YOUR TASK
Beneath this sentence is a set of records; write each of them out exactly.

DATA PROVIDED

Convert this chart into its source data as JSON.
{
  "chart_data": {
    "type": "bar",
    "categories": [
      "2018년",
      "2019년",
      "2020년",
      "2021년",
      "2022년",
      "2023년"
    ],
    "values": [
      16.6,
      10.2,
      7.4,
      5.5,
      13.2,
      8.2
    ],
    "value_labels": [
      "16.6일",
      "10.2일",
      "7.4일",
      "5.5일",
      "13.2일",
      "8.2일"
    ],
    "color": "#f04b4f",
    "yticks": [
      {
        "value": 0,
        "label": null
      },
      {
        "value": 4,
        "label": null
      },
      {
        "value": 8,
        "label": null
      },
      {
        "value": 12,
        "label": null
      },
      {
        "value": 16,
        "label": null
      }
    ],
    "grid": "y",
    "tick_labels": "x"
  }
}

EXERCISE ANSWER
Convert this chart into its source data as JSON.
{
  "chart_data": {
    "type": "bar",
    "categories": [
      "2018년",
      "2019년",
      "2020년",
      "2021년",
      "2022년",
      "2023년"
    ],
    "values": [
      16.6,
      10.2,
      7.4,
      5.5,
      13.2,
      8.2
    ],
    "value_labels": [
      "16.6일",
      "10.2일",
      "7.4일",
      "5.5일",
      "13.2일",
      "8.2일"
    ],
    "color": "#f04b4f",
    "yticks": [
      {
        "value": 0,
        "label": null
      },
      {
        "value": 4,
        "label": null
      },
      {
        "value": 8,
        "label": null
      },
      {
        "value": 12,
        "label": null
      },
      {
        "value": 16,
        "label": null
      }
    ],
    "grid": "y",
    "tick_labels": "x"
  }
}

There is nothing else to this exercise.